## Task to carry out:
Gather up all lines that carry the word "greater".

## Rows:
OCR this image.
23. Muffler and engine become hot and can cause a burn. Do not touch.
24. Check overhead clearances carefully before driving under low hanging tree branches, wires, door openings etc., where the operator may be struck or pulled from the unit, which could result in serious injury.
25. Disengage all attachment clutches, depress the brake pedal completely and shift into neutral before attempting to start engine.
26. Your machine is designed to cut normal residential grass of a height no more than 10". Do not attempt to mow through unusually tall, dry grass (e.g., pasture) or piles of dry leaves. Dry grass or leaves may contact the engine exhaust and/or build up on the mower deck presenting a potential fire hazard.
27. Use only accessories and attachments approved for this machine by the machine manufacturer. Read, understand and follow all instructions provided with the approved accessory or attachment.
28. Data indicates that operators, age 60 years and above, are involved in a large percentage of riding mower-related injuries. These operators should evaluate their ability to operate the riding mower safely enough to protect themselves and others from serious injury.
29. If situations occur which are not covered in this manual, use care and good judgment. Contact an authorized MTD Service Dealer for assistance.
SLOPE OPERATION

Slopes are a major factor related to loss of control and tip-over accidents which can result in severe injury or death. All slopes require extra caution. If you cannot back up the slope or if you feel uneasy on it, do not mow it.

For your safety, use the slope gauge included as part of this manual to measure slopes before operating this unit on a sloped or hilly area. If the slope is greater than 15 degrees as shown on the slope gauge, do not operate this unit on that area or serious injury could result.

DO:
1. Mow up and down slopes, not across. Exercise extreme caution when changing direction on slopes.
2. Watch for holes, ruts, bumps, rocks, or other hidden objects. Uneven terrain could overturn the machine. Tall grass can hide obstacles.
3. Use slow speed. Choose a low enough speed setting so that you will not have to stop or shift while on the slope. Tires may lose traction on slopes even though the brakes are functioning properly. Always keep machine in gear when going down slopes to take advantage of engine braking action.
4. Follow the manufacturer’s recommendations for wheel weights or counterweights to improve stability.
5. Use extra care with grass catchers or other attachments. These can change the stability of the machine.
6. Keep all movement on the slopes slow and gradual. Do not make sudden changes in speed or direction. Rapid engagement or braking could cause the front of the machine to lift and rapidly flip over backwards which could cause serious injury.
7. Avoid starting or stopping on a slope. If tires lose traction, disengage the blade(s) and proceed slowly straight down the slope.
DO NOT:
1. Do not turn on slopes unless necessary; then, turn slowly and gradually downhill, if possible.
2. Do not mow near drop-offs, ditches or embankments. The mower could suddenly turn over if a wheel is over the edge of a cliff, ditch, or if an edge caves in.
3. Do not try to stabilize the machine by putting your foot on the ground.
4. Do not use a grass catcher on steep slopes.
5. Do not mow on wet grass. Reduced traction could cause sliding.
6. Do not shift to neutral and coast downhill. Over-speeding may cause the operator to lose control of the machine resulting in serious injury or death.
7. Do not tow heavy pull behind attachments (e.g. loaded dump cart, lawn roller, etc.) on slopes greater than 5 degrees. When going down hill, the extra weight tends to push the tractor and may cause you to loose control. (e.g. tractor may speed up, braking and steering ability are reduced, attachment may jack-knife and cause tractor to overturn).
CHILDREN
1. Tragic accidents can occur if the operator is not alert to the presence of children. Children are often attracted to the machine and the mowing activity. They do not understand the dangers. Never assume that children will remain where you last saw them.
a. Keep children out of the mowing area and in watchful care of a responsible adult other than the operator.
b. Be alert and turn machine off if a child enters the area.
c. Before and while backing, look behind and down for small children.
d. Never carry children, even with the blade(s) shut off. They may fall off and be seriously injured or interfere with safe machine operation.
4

## Task result:
For your safety, use the slope gauge included as part of this manual to measure slopes before operating this unit on a sloped or hilly area. If the slope is greater than 15 degrees as shown on the slope gauge, do not operate this unit on that area or serious injury could result.
7. Do not tow heavy pull behind attachments (e.g. loaded dump cart, lawn roller, etc.) on slopes greater than 5 degrees. When going down hill, the extra weight tends to push the tractor and may cause you to loose control. (e.g. tractor may speed up, braking and steering ability are reduced, attachment may jack-knife and cause tractor to overturn).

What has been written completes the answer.